__PROBLEM TO SOLVE__: Your task is to locate every line holding the string "title" and to copy each of them.

--- Start GIVEN RECORDS ---

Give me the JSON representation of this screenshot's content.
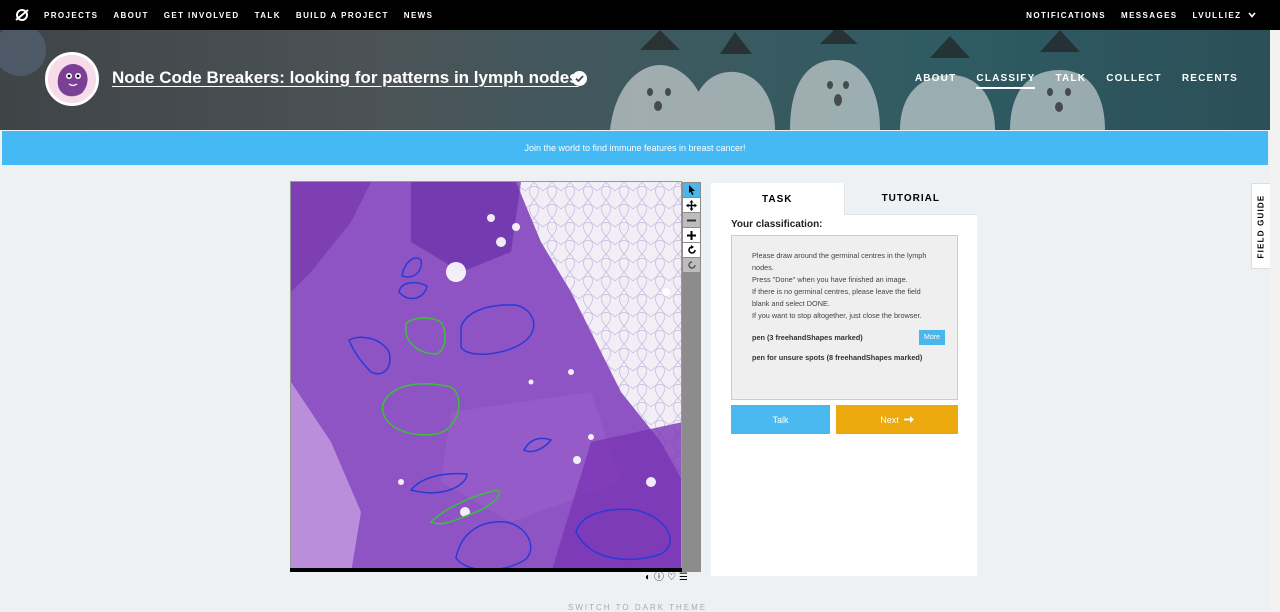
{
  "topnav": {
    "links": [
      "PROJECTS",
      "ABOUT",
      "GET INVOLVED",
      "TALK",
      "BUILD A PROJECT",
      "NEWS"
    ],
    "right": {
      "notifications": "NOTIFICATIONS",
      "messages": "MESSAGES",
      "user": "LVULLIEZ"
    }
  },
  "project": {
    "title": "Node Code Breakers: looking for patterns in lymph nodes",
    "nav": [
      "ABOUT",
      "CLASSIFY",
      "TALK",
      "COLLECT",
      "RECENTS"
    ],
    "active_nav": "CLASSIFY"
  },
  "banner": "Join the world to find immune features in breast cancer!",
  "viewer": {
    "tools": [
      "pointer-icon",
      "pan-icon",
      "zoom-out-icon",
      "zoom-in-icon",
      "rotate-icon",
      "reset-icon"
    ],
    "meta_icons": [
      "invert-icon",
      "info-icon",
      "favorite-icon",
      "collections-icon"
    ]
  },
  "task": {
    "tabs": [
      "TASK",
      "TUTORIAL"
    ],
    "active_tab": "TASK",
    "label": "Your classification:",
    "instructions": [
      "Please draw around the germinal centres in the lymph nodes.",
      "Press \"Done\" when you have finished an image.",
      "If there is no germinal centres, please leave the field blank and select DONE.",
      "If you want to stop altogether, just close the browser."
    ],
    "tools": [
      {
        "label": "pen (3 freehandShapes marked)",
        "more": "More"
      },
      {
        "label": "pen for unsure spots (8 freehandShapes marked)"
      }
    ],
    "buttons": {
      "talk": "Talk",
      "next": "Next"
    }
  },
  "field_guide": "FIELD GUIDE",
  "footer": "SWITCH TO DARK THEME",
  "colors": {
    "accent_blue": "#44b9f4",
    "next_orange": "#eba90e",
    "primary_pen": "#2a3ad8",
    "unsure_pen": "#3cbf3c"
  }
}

--- End GIVEN RECORDS ---
--- Start GIVEN RECORDS ---

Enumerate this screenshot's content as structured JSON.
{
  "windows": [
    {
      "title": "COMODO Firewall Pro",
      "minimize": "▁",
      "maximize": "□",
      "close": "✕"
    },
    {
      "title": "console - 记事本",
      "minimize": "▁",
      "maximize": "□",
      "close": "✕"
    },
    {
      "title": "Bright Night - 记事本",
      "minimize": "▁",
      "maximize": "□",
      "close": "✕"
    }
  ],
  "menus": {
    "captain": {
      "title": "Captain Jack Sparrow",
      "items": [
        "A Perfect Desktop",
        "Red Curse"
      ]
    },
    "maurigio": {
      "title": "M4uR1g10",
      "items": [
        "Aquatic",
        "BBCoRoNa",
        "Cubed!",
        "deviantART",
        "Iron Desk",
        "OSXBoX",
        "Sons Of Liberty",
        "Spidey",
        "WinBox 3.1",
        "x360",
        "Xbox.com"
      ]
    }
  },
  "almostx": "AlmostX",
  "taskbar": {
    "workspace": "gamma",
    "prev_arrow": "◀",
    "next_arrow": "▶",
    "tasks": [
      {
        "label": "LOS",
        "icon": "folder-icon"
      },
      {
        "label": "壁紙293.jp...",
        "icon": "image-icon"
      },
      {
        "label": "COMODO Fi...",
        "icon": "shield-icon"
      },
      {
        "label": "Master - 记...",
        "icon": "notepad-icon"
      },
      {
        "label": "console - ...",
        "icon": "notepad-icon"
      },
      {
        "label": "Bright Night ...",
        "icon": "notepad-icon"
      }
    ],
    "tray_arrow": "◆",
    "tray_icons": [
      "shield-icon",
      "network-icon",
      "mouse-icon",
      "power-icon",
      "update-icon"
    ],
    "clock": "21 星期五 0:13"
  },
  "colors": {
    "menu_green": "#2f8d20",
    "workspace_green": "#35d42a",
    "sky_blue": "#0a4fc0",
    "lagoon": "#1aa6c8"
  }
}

--- End GIVEN RECORDS ---

__ANSWER__:
    "title": "Node Code Breakers: looking for patterns in lymph nodes",
      "title": "COMODO Firewall Pro",
      "title": "console - 记事本",
      "title": "Bright Night - 记事本",
      "title": "Captain Jack Sparrow",
      "title": "M4uR1g10",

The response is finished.